▶ [TASK DESCRIPTION]: Find every line in the records below that holds the word "agrin", and copy each one.

▶ [Collected data]:
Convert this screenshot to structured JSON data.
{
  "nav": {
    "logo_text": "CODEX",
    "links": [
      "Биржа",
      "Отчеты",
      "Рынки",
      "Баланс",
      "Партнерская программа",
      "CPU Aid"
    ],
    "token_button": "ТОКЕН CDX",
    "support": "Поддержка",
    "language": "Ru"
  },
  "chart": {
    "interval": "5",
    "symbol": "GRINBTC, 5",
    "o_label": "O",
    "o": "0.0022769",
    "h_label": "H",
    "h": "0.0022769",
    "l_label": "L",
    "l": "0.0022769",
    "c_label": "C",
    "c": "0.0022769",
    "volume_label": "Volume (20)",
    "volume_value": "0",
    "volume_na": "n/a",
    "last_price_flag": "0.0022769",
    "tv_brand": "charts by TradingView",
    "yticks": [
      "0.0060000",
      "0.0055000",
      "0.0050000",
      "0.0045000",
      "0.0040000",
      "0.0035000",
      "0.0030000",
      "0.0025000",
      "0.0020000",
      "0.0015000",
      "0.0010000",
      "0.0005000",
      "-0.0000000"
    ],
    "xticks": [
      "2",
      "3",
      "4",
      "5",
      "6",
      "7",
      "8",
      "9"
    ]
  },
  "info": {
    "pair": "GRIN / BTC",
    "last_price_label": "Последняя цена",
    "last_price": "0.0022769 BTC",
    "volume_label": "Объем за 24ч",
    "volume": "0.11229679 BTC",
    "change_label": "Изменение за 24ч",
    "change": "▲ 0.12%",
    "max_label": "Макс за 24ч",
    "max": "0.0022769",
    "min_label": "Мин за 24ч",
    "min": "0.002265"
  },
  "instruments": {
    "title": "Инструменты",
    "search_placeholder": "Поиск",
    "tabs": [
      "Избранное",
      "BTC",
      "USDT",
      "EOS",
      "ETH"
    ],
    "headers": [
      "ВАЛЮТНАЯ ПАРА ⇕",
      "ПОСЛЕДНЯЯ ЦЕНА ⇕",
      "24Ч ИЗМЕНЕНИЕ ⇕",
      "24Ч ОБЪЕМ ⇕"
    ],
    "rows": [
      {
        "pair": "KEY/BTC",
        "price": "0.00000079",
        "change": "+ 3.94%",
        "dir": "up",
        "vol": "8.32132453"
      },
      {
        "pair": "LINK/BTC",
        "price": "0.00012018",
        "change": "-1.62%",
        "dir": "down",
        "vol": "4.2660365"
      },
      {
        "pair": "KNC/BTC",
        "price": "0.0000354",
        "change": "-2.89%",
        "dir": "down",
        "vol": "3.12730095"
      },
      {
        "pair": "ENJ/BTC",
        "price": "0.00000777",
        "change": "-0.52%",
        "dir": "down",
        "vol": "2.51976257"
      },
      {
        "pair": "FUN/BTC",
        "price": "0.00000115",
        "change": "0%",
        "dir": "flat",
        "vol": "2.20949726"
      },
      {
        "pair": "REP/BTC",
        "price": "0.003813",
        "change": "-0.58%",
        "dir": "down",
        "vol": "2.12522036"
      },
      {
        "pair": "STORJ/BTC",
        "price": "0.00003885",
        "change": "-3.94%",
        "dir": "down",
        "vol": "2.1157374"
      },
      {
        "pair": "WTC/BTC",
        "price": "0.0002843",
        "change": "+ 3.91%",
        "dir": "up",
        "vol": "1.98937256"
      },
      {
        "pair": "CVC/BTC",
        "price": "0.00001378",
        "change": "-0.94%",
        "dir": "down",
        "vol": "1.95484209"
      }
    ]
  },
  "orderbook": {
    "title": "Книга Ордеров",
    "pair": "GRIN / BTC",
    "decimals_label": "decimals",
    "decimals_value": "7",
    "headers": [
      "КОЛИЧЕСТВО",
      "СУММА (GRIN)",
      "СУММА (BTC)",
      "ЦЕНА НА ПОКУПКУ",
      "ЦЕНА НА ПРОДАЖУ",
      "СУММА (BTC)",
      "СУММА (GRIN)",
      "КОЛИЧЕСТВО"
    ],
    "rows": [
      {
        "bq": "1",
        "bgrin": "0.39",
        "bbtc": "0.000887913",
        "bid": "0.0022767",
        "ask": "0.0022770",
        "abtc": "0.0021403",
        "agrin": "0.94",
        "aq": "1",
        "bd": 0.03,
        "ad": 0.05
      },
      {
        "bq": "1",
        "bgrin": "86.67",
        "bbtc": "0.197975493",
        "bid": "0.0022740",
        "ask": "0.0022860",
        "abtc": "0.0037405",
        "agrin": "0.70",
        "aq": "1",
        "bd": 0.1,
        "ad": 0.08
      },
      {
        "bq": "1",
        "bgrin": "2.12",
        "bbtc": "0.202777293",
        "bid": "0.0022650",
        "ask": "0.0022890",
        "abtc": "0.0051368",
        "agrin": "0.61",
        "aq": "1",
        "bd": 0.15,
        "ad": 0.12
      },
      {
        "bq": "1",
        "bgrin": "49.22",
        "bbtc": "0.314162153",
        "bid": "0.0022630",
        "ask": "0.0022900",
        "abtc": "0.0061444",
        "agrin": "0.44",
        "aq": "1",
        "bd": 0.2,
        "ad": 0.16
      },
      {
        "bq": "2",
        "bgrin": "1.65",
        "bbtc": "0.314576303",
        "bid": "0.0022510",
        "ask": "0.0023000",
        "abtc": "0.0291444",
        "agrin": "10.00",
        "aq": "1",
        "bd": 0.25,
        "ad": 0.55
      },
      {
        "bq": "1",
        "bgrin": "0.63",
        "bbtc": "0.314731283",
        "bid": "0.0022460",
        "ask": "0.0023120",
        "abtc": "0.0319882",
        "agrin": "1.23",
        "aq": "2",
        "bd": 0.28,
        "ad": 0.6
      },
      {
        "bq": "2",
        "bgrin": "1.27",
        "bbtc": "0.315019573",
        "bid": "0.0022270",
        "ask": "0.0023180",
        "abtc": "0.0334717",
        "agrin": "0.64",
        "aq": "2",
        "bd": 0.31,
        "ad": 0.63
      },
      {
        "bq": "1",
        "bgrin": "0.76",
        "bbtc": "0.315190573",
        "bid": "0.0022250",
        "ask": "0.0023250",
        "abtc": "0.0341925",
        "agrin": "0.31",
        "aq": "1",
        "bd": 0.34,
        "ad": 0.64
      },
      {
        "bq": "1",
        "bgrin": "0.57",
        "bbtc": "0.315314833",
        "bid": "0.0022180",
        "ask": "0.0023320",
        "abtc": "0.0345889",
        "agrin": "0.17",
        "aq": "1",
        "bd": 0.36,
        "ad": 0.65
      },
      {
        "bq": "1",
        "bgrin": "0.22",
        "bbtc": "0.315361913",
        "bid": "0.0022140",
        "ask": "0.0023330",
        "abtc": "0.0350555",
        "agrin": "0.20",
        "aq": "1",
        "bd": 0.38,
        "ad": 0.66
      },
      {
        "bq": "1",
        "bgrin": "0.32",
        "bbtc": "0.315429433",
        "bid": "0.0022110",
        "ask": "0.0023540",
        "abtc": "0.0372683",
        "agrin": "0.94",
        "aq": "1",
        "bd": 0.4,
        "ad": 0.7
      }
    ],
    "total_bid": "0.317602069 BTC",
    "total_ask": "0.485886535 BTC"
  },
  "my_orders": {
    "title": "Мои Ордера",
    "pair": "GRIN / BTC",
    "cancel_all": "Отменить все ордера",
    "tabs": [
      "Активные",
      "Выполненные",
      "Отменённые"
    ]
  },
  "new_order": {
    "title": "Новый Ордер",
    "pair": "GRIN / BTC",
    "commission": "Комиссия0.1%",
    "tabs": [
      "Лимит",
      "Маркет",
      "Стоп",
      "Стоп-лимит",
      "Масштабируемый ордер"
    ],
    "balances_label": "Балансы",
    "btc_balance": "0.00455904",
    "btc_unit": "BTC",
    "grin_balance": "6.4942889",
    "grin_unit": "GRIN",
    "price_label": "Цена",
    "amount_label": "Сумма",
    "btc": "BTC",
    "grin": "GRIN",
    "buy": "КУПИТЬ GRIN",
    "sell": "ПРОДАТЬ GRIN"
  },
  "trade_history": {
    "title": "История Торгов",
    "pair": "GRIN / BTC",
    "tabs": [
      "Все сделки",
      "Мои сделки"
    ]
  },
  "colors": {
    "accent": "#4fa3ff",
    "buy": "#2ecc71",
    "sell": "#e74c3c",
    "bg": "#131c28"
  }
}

▶ [ANSWER BELOW]:
        "agrin": "0.94",
        "agrin": "0.70",
        "agrin": "0.61",
        "agrin": "0.44",
        "agrin": "10.00",
        "agrin": "1.23",
        "agrin": "0.64",
        "agrin": "0.31",
        "agrin": "0.17",
        "agrin": "0.20",
        "agrin": "0.94",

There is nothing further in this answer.